===== SUPPLIED RECORDS

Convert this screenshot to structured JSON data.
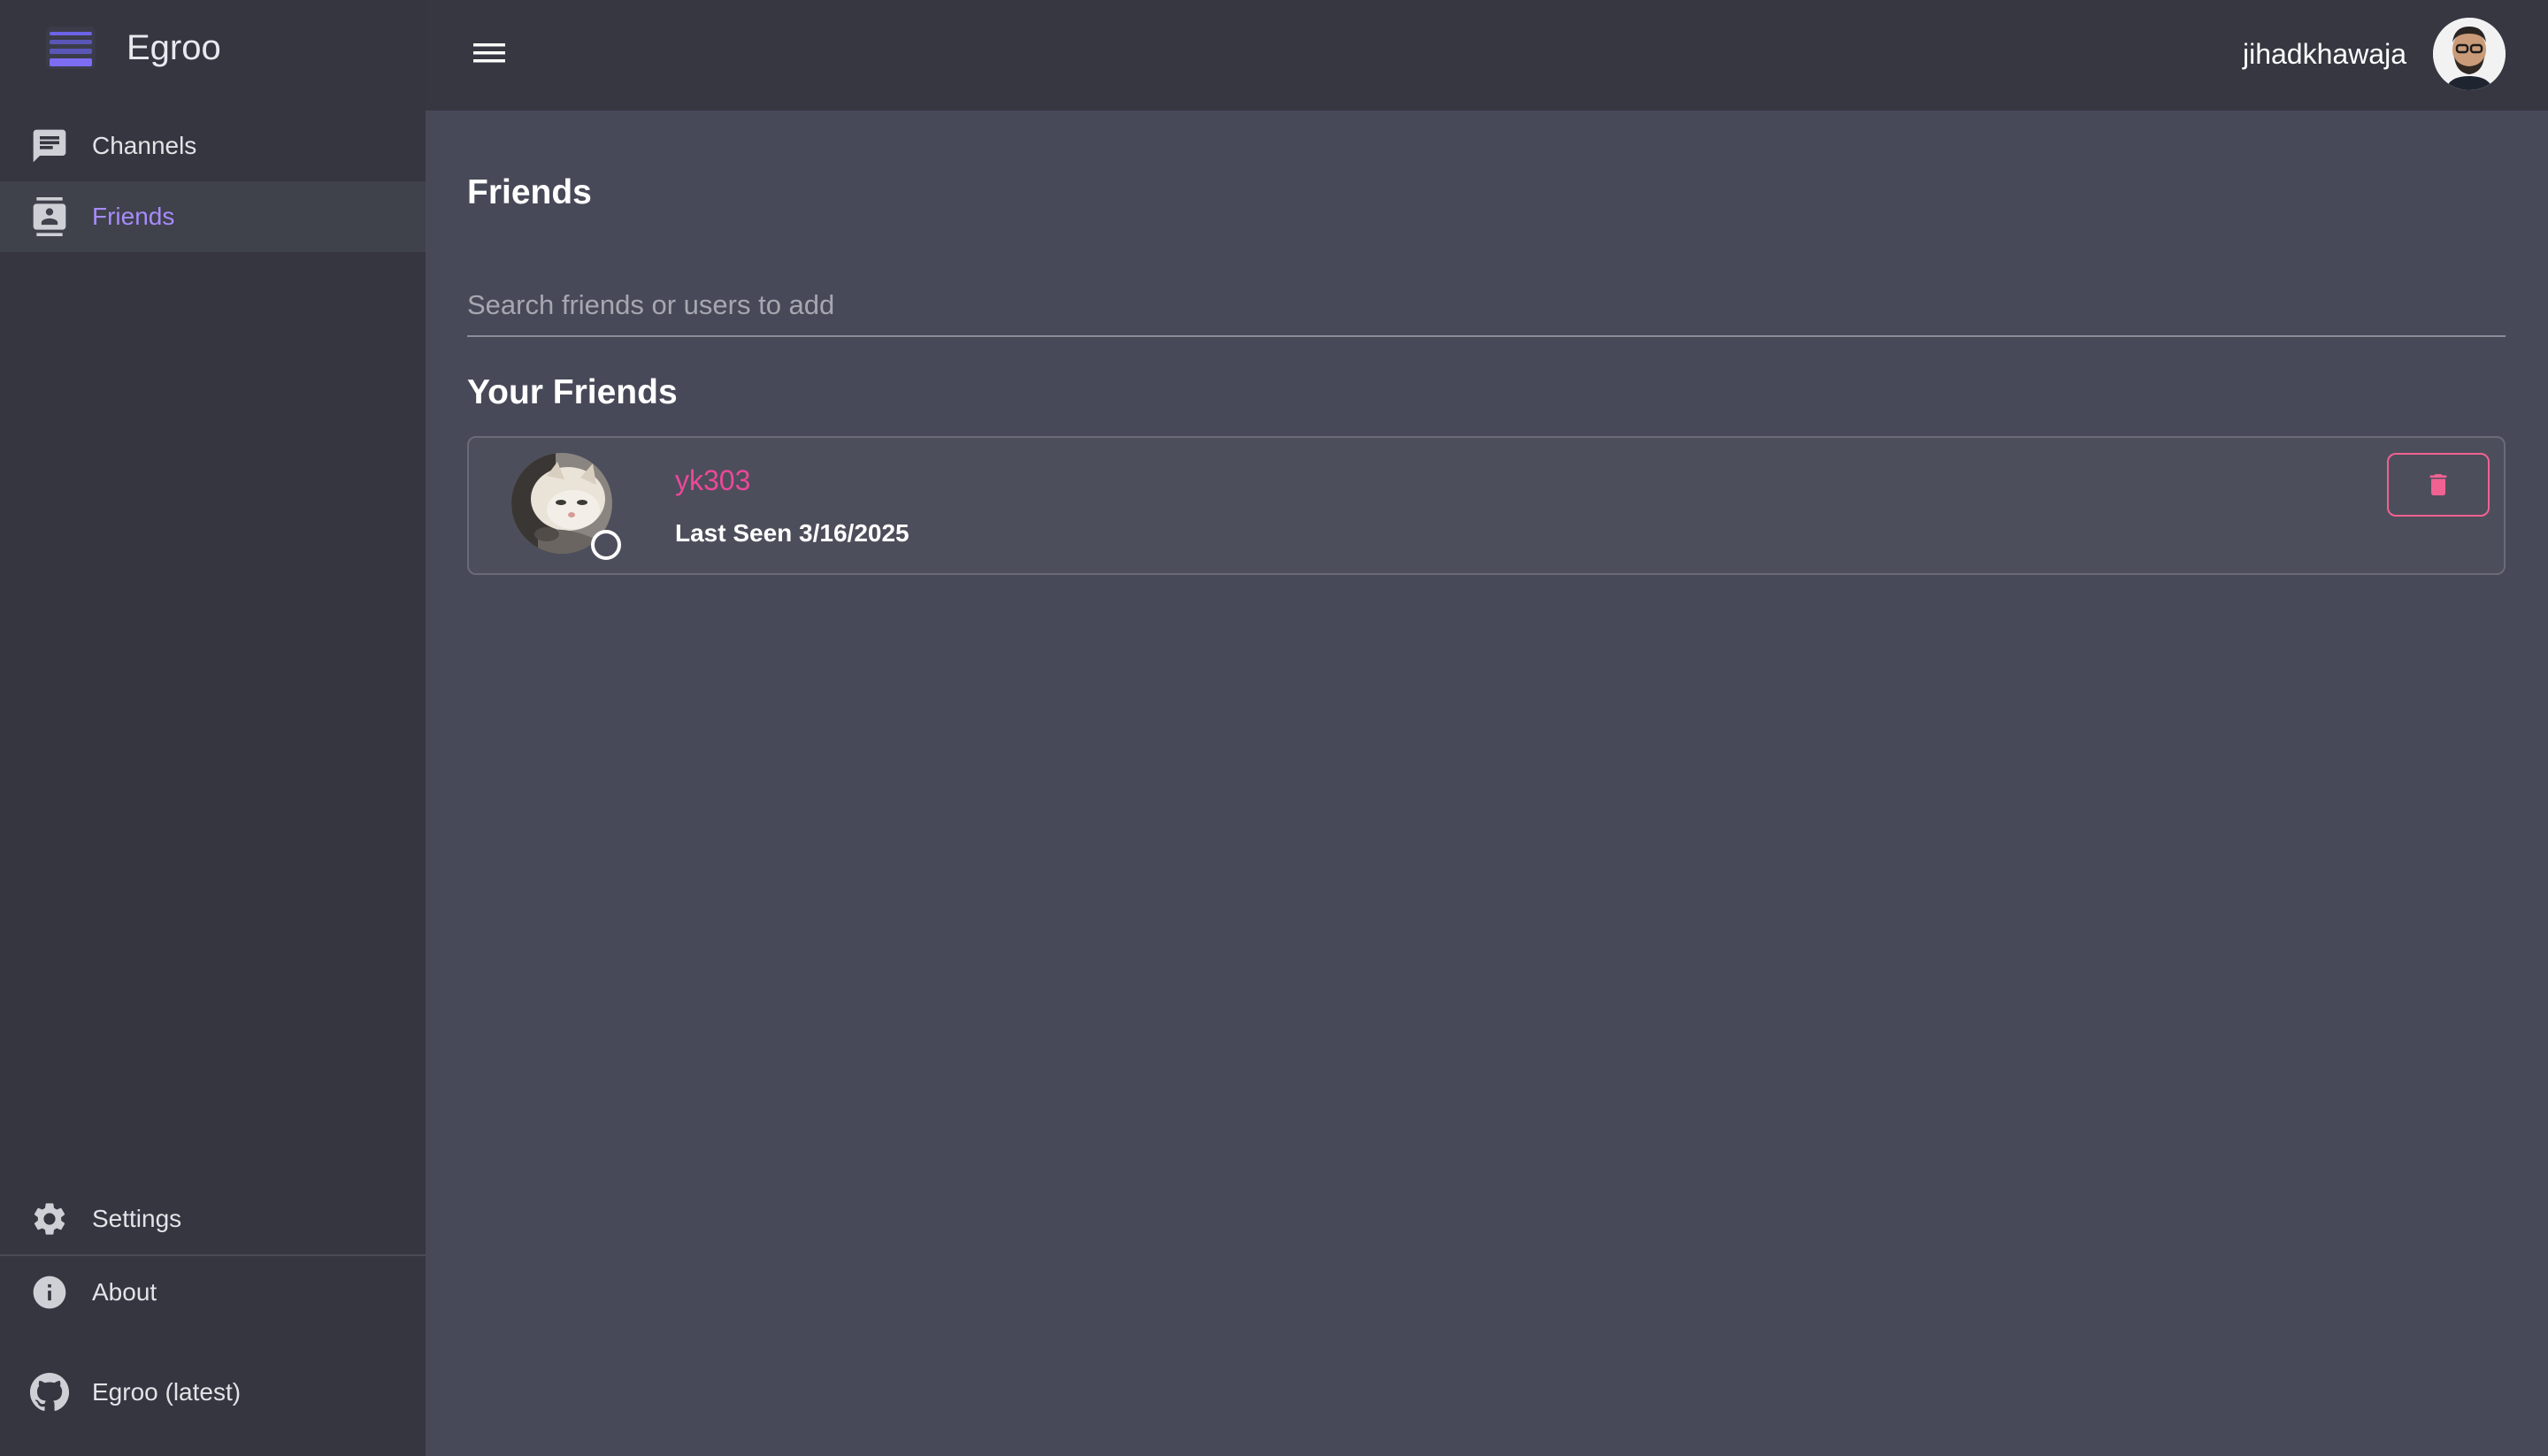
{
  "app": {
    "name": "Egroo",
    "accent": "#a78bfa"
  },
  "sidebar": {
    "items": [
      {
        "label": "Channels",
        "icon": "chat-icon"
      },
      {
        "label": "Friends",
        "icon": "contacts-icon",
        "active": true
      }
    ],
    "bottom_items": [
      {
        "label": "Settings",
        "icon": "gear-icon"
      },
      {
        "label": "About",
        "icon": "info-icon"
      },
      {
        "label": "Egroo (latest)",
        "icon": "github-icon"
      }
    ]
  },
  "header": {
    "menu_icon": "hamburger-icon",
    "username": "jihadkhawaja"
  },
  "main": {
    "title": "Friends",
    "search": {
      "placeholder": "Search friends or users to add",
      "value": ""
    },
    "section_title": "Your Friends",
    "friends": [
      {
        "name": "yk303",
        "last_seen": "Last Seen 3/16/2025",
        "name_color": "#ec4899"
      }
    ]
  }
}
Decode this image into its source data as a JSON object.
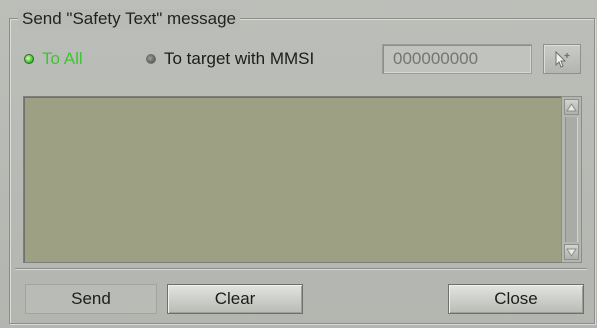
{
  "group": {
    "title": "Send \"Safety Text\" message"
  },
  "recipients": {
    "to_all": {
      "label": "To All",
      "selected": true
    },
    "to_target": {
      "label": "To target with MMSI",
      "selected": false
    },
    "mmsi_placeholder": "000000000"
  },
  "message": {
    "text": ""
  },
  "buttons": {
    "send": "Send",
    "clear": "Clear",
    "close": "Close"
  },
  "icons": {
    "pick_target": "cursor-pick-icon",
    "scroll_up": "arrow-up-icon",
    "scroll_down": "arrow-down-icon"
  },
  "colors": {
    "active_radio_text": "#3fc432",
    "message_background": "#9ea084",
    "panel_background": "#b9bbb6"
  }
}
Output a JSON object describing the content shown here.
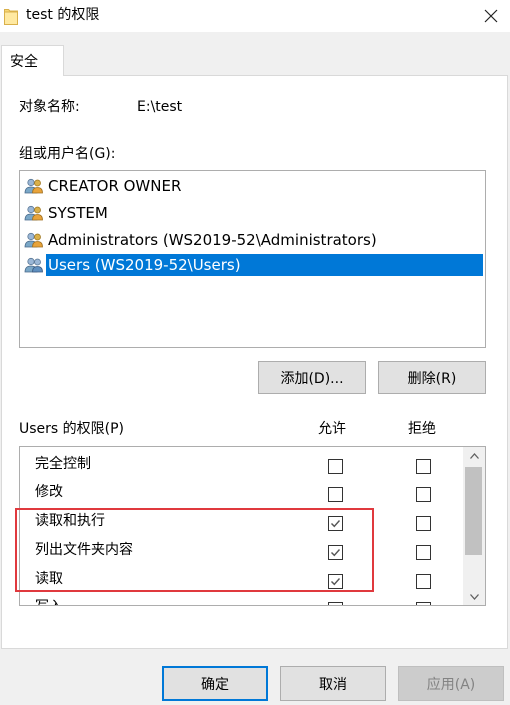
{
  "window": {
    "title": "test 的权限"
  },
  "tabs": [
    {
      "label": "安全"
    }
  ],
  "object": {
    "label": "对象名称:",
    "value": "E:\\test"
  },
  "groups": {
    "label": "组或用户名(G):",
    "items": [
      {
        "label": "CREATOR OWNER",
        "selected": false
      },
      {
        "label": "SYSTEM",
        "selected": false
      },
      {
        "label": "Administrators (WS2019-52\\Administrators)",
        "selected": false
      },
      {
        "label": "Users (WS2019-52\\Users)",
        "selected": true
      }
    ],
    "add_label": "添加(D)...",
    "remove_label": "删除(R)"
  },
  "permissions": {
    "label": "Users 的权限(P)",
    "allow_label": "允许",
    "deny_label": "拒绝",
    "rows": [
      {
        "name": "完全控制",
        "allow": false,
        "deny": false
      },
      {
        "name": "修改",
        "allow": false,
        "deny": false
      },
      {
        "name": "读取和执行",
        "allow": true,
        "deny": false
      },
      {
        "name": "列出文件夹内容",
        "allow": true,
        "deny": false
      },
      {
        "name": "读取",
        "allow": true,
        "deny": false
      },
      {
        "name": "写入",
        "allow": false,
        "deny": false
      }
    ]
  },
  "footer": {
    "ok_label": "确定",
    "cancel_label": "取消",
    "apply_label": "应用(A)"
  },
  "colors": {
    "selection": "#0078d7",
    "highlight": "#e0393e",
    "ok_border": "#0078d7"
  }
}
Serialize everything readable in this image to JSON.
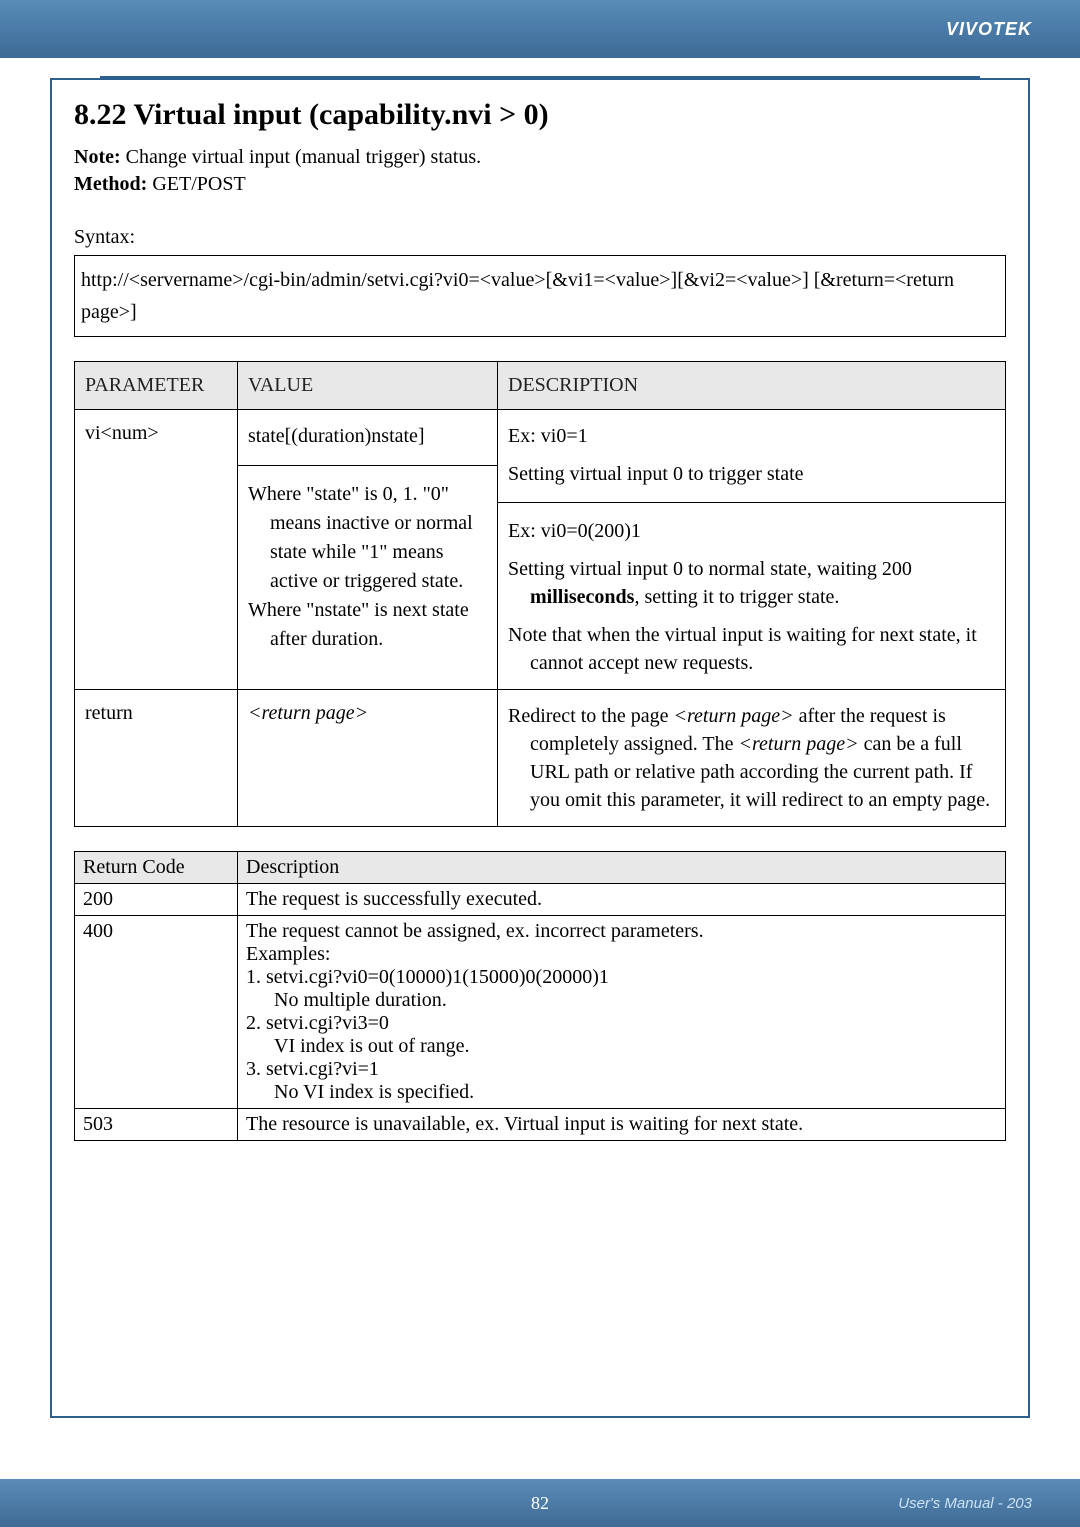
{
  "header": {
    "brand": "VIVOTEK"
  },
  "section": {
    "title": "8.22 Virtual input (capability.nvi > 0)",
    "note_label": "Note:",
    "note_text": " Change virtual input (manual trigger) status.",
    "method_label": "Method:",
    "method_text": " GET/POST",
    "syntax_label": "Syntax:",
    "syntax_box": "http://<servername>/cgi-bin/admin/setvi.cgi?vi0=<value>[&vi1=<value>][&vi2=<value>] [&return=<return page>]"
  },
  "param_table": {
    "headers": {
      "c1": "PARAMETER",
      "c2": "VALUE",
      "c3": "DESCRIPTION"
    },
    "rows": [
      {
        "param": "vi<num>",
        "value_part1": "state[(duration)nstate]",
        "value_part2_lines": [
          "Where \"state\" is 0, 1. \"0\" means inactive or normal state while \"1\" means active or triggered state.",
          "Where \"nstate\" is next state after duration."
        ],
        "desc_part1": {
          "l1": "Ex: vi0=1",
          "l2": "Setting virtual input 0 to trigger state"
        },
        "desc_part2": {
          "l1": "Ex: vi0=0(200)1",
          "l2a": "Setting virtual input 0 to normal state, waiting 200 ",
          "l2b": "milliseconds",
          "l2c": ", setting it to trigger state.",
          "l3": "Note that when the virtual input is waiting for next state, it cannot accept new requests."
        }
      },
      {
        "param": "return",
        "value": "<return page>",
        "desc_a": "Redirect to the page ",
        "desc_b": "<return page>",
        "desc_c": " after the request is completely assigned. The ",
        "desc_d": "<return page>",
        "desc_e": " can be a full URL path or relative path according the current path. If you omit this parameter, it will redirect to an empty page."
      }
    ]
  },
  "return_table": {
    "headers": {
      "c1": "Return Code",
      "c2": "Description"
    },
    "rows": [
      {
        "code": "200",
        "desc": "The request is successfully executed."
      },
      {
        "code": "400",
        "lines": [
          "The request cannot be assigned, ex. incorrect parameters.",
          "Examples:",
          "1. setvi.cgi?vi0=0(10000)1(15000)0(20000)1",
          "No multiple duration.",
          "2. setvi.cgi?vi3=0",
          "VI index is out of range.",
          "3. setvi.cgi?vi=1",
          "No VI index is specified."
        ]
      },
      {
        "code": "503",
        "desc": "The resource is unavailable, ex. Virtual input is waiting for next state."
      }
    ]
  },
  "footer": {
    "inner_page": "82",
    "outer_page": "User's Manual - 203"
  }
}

==========

Quote the records above in full, dropping each picture.

**RESPONSE TO THIS TASK:**
Convert this screenshot to structured JSON data.
{
  "app": {
    "name": "Egroo",
    "accent": "#a78bfa"
  },
  "sidebar": {
    "items": [
      {
        "label": "Channels",
        "icon": "chat-icon"
      },
      {
        "label": "Friends",
        "icon": "contacts-icon",
        "active": true
      }
    ],
    "bottom_items": [
      {
        "label": "Settings",
        "icon": "gear-icon"
      },
      {
        "label": "About",
        "icon": "info-icon"
      },
      {
        "label": "Egroo (latest)",
        "icon": "github-icon"
      }
    ]
  },
  "header": {
    "menu_icon": "hamburger-icon",
    "username": "jihadkhawaja"
  },
  "main": {
    "title": "Friends",
    "search": {
      "placeholder": "Search friends or users to add",
      "value": ""
    },
    "section_title": "Your Friends",
    "friends": [
      {
        "name": "yk303",
        "last_seen": "Last Seen 3/16/2025",
        "name_color": "#ec4899"
      }
    ]
  }
}
Decode this image into its source data as a JSON object.
{
  "group": {
    "title": "Send \"Safety Text\" message"
  },
  "recipients": {
    "to_all": {
      "label": "To All",
      "selected": true
    },
    "to_target": {
      "label": "To target with MMSI",
      "selected": false
    },
    "mmsi_placeholder": "000000000"
  },
  "message": {
    "text": ""
  },
  "buttons": {
    "send": "Send",
    "clear": "Clear",
    "close": "Close"
  },
  "icons": {
    "pick_target": "cursor-pick-icon",
    "scroll_up": "arrow-up-icon",
    "scroll_down": "arrow-down-icon"
  },
  "colors": {
    "active_radio_text": "#3fc432",
    "message_background": "#9ea084",
    "panel_background": "#b9bbb6"
  }
}
Output a JSON object describing the content shown here.
{
  "window": {
    "title": "test 的权限"
  },
  "tabs": [
    {
      "label": "安全"
    }
  ],
  "object": {
    "label": "对象名称:",
    "value": "E:\\test"
  },
  "groups": {
    "label": "组或用户名(G):",
    "items": [
      {
        "label": "CREATOR OWNER",
        "selected": false
      },
      {
        "label": "SYSTEM",
        "selected": false
      },
      {
        "label": "Administrators (WS2019-52\\Administrators)",
        "selected": false
      },
      {
        "label": "Users (WS2019-52\\Users)",
        "selected": true
      }
    ],
    "add_label": "添加(D)...",
    "remove_label": "删除(R)"
  },
  "permissions": {
    "label": "Users 的权限(P)",
    "allow_label": "允许",
    "deny_label": "拒绝",
    "rows": [
      {
        "name": "完全控制",
        "allow": false,
        "deny": false
      },
      {
        "name": "修改",
        "allow": false,
        "deny": false
      },
      {
        "name": "读取和执行",
        "allow": true,
        "deny": false
      },
      {
        "name": "列出文件夹内容",
        "allow": true,
        "deny": false
      },
      {
        "name": "读取",
        "allow": true,
        "deny": false
      },
      {
        "name": "写入",
        "allow": false,
        "deny": false
      }
    ]
  },
  "footer": {
    "ok_label": "确定",
    "cancel_label": "取消",
    "apply_label": "应用(A)"
  },
  "colors": {
    "selection": "#0078d7",
    "highlight": "#e0393e",
    "ok_border": "#0078d7"
  }
}
Serialize everything readable in this image to JSON.
{
  "header": {
    "brand": "VIVOTEK"
  },
  "section": {
    "title": "8.22 Virtual input (capability.nvi > 0)",
    "note_label": "Note:",
    "note_text": " Change virtual input (manual trigger) status.",
    "method_label": "Method:",
    "method_text": " GET/POST",
    "syntax_label": "Syntax:",
    "syntax_box": "http://<servername>/cgi-bin/admin/setvi.cgi?vi0=<value>[&vi1=<value>][&vi2=<value>] [&return=<return page>]"
  },
  "param_table": {
    "headers": {
      "c1": "PARAMETER",
      "c2": "VALUE",
      "c3": "DESCRIPTION"
    },
    "rows": [
      {
        "param": "vi<num>",
        "value_part1": "state[(duration)nstate]",
        "value_part2_lines": [
          "Where \"state\" is 0, 1. \"0\" means inactive or normal state while \"1\" means active or triggered state.",
          "Where \"nstate\" is next state after duration."
        ],
        "desc_part1": {
          "l1": "Ex: vi0=1",
          "l2": "Setting virtual input 0 to trigger state"
        },
        "desc_part2": {
          "l1": "Ex: vi0=0(200)1",
          "l2a": "Setting virtual input 0 to normal state, waiting 200 ",
          "l2b": "milliseconds",
          "l2c": ", setting it to trigger state.",
          "l3": "Note that when the virtual input is waiting for next state, it cannot accept new requests."
        }
      },
      {
        "param": "return",
        "value": "<return page>",
        "desc_a": "Redirect to the page ",
        "desc_b": "<return page>",
        "desc_c": " after the request is completely assigned. The ",
        "desc_d": "<return page>",
        "desc_e": " can be a full URL path or relative path according the current path. If you omit this parameter, it will redirect to an empty page."
      }
    ]
  },
  "return_table": {
    "headers": {
      "c1": "Return Code",
      "c2": "Description"
    },
    "rows": [
      {
        "code": "200",
        "desc": "The request is successfully executed."
      },
      {
        "code": "400",
        "lines": [
          "The request cannot be assigned, ex. incorrect parameters.",
          "Examples:",
          "1. setvi.cgi?vi0=0(10000)1(15000)0(20000)1",
          "No multiple duration.",
          "2. setvi.cgi?vi3=0",
          "VI index is out of range.",
          "3. setvi.cgi?vi=1",
          "No VI index is specified."
        ]
      },
      {
        "code": "503",
        "desc": "The resource is unavailable, ex. Virtual input is waiting for next state."
      }
    ]
  },
  "footer": {
    "inner_page": "82",
    "outer_page": "User's Manual - 203"
  }
}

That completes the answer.